** Begin **

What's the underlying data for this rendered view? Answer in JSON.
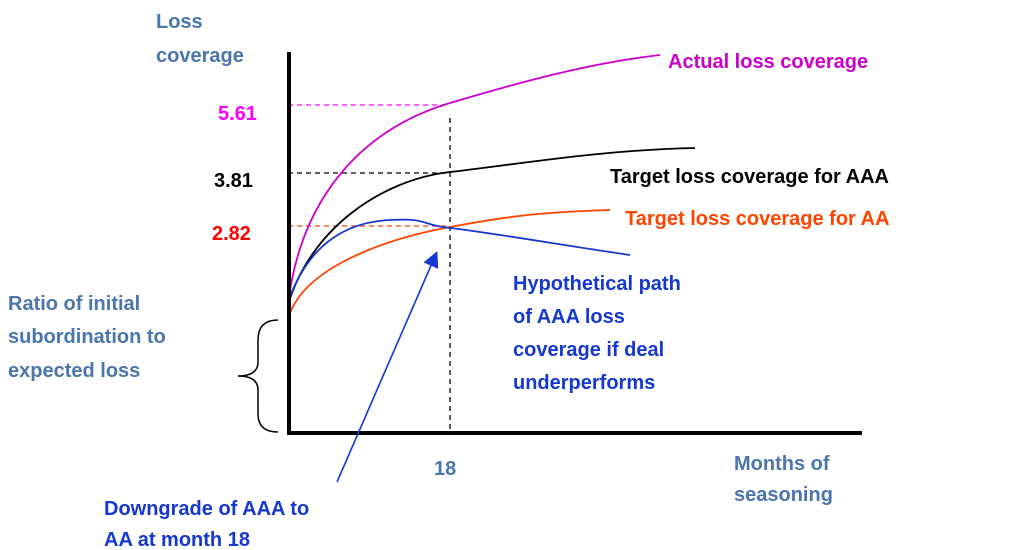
{
  "y_axis_title": [
    "Loss",
    "coverage"
  ],
  "x_axis_title": [
    "Months of",
    "seasoning"
  ],
  "levels": [
    "5.61",
    "3.81",
    "2.82"
  ],
  "x_marker": "18",
  "curves": {
    "actual": "Actual loss coverage",
    "target_aaa": "Target loss coverage for AAA",
    "target_aa": "Target loss coverage for AA",
    "hypothetical": [
      "Hypothetical path",
      "of AAA loss",
      "coverage if deal",
      "underperforms"
    ]
  },
  "brace_label": [
    "Ratio of initial",
    "subordination to",
    "expected loss"
  ],
  "arrow_label": [
    "Downgrade of AAA to",
    "AA at month 18"
  ]
}
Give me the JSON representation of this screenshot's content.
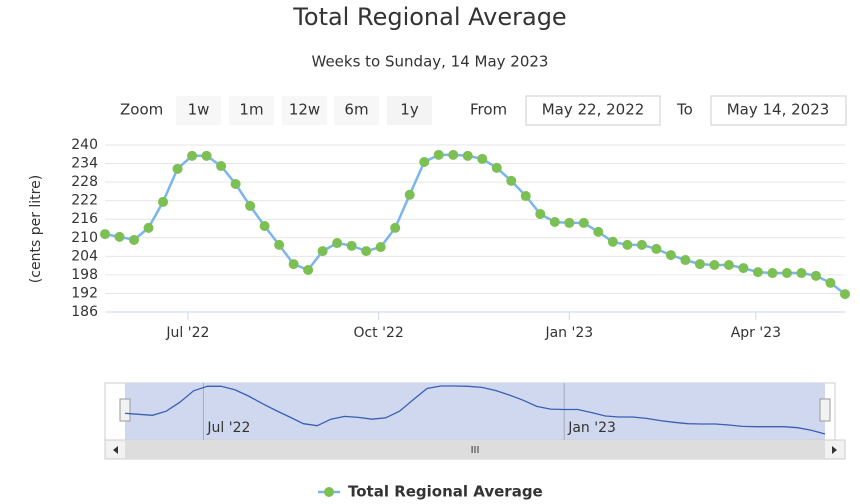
{
  "chart_data": {
    "type": "line",
    "title": "Total Regional Average",
    "subtitle": "Weeks to Sunday, 14 May 2023",
    "y_axis_label": "(cents per litre)",
    "range_selector": {
      "label": "Zoom",
      "buttons": [
        "1w",
        "1m",
        "12w",
        "6m",
        "1y"
      ],
      "from_label": "From",
      "from": "May 22, 2022",
      "to_label": "To",
      "to": "May 14, 2023"
    },
    "x": [
      "2022-05-22",
      "2022-05-29",
      "2022-06-05",
      "2022-06-12",
      "2022-06-19",
      "2022-06-26",
      "2022-07-03",
      "2022-07-10",
      "2022-07-17",
      "2022-07-24",
      "2022-07-31",
      "2022-08-07",
      "2022-08-14",
      "2022-08-21",
      "2022-08-28",
      "2022-09-04",
      "2022-09-11",
      "2022-09-18",
      "2022-09-25",
      "2022-10-02",
      "2022-10-09",
      "2022-10-16",
      "2022-10-23",
      "2022-10-30",
      "2022-11-06",
      "2022-11-13",
      "2022-11-20",
      "2022-11-27",
      "2022-12-04",
      "2022-12-11",
      "2022-12-18",
      "2022-12-25",
      "2023-01-01",
      "2023-01-08",
      "2023-01-15",
      "2023-01-22",
      "2023-01-29",
      "2023-02-05",
      "2023-02-12",
      "2023-02-19",
      "2023-02-26",
      "2023-03-05",
      "2023-03-12",
      "2023-03-19",
      "2023-03-26",
      "2023-04-02",
      "2023-04-09",
      "2023-04-16",
      "2023-04-23",
      "2023-04-30",
      "2023-05-07",
      "2023-05-14"
    ],
    "series": [
      {
        "name": "Total Regional Average",
        "color": "#7cb5ec",
        "marker_color": "#7cbf52",
        "values": [
          211.2,
          210.3,
          209.3,
          213.2,
          221.6,
          232.3,
          236.5,
          236.5,
          233.2,
          227.4,
          220.3,
          213.8,
          207.7,
          201.5,
          199.6,
          205.7,
          208.3,
          207.4,
          205.7,
          207.0,
          213.2,
          223.9,
          234.5,
          236.8,
          236.8,
          236.5,
          235.5,
          232.6,
          228.4,
          223.5,
          217.7,
          215.1,
          214.8,
          214.8,
          211.9,
          208.7,
          207.7,
          207.7,
          206.4,
          204.4,
          202.8,
          201.5,
          201.2,
          201.2,
          200.2,
          198.9,
          198.6,
          198.6,
          198.6,
          197.7,
          195.4,
          191.8
        ]
      }
    ],
    "xlim": [
      "2022-05-22",
      "2023-05-14"
    ],
    "xticks": [
      {
        "value": "2022-07-01",
        "label": "Jul '22"
      },
      {
        "value": "2022-10-01",
        "label": "Oct '22"
      },
      {
        "value": "2023-01-01",
        "label": "Jan '23"
      },
      {
        "value": "2023-04-01",
        "label": "Apr '23"
      }
    ],
    "ylim": [
      186,
      240
    ],
    "yticks": [
      186,
      192,
      198,
      204,
      210,
      216,
      222,
      228,
      234,
      240
    ],
    "grid": true,
    "navigator": {
      "xticks": [
        {
          "value": "2022-07-01",
          "label": "Jul '22"
        },
        {
          "value": "2023-01-01",
          "label": "Jan '23"
        }
      ]
    }
  }
}
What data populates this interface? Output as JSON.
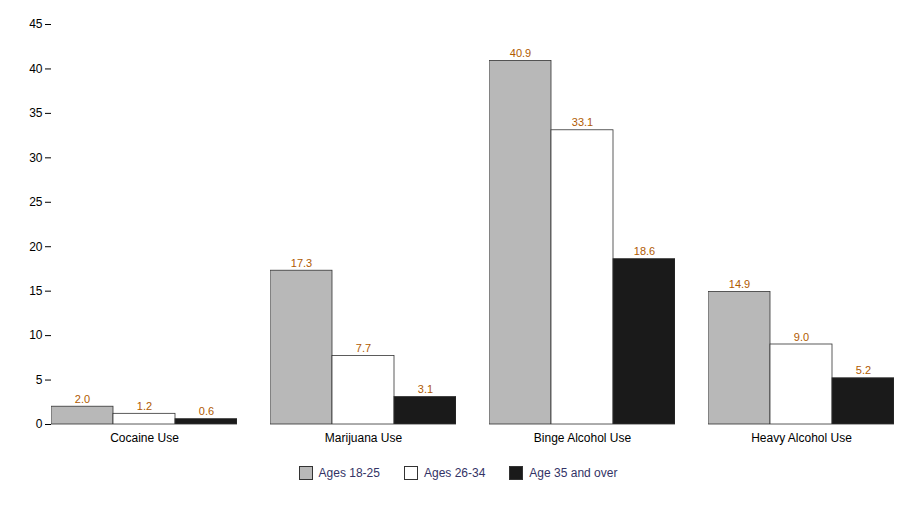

** End **

■ **WHAT YOU ARE ASKED TO DO**
All of the lines above should be retyped precisely, apart from the pictures.

■ **RESULT OF THIS EXERCISE**
What's the underlying data for this rendered view? Answer in JSON.
{
  "y_axis_title": [
    "Loss",
    "coverage"
  ],
  "x_axis_title": [
    "Months of",
    "seasoning"
  ],
  "levels": [
    "5.61",
    "3.81",
    "2.82"
  ],
  "x_marker": "18",
  "curves": {
    "actual": "Actual loss coverage",
    "target_aaa": "Target loss coverage for AAA",
    "target_aa": "Target loss coverage for AA",
    "hypothetical": [
      "Hypothetical path",
      "of AAA loss",
      "coverage if deal",
      "underperforms"
    ]
  },
  "brace_label": [
    "Ratio of initial",
    "subordination to",
    "expected loss"
  ],
  "arrow_label": [
    "Downgrade of AAA to",
    "AA at month 18"
  ]
}
Give me the JSON representation of this screenshot's content.
{
  "chart_data": {
    "type": "line",
    "title": "Total Regional Average",
    "subtitle": "Weeks to Sunday, 14 May 2023",
    "y_axis_label": "(cents per litre)",
    "range_selector": {
      "label": "Zoom",
      "buttons": [
        "1w",
        "1m",
        "12w",
        "6m",
        "1y"
      ],
      "from_label": "From",
      "from": "May 22, 2022",
      "to_label": "To",
      "to": "May 14, 2023"
    },
    "x": [
      "2022-05-22",
      "2022-05-29",
      "2022-06-05",
      "2022-06-12",
      "2022-06-19",
      "2022-06-26",
      "2022-07-03",
      "2022-07-10",
      "2022-07-17",
      "2022-07-24",
      "2022-07-31",
      "2022-08-07",
      "2022-08-14",
      "2022-08-21",
      "2022-08-28",
      "2022-09-04",
      "2022-09-11",
      "2022-09-18",
      "2022-09-25",
      "2022-10-02",
      "2022-10-09",
      "2022-10-16",
      "2022-10-23",
      "2022-10-30",
      "2022-11-06",
      "2022-11-13",
      "2022-11-20",
      "2022-11-27",
      "2022-12-04",
      "2022-12-11",
      "2022-12-18",
      "2022-12-25",
      "2023-01-01",
      "2023-01-08",
      "2023-01-15",
      "2023-01-22",
      "2023-01-29",
      "2023-02-05",
      "2023-02-12",
      "2023-02-19",
      "2023-02-26",
      "2023-03-05",
      "2023-03-12",
      "2023-03-19",
      "2023-03-26",
      "2023-04-02",
      "2023-04-09",
      "2023-04-16",
      "2023-04-23",
      "2023-04-30",
      "2023-05-07",
      "2023-05-14"
    ],
    "series": [
      {
        "name": "Total Regional Average",
        "color": "#7cb5ec",
        "marker_color": "#7cbf52",
        "values": [
          211.2,
          210.3,
          209.3,
          213.2,
          221.6,
          232.3,
          236.5,
          236.5,
          233.2,
          227.4,
          220.3,
          213.8,
          207.7,
          201.5,
          199.6,
          205.7,
          208.3,
          207.4,
          205.7,
          207.0,
          213.2,
          223.9,
          234.5,
          236.8,
          236.8,
          236.5,
          235.5,
          232.6,
          228.4,
          223.5,
          217.7,
          215.1,
          214.8,
          214.8,
          211.9,
          208.7,
          207.7,
          207.7,
          206.4,
          204.4,
          202.8,
          201.5,
          201.2,
          201.2,
          200.2,
          198.9,
          198.6,
          198.6,
          198.6,
          197.7,
          195.4,
          191.8
        ]
      }
    ],
    "xlim": [
      "2022-05-22",
      "2023-05-14"
    ],
    "xticks": [
      {
        "value": "2022-07-01",
        "label": "Jul '22"
      },
      {
        "value": "2022-10-01",
        "label": "Oct '22"
      },
      {
        "value": "2023-01-01",
        "label": "Jan '23"
      },
      {
        "value": "2023-04-01",
        "label": "Apr '23"
      }
    ],
    "ylim": [
      186,
      240
    ],
    "yticks": [
      186,
      192,
      198,
      204,
      210,
      216,
      222,
      228,
      234,
      240
    ],
    "grid": true,
    "navigator": {
      "xticks": [
        {
          "value": "2022-07-01",
          "label": "Jul '22"
        },
        {
          "value": "2023-01-01",
          "label": "Jan '23"
        }
      ]
    }
  }
}
What data populates this interface? Output as JSON.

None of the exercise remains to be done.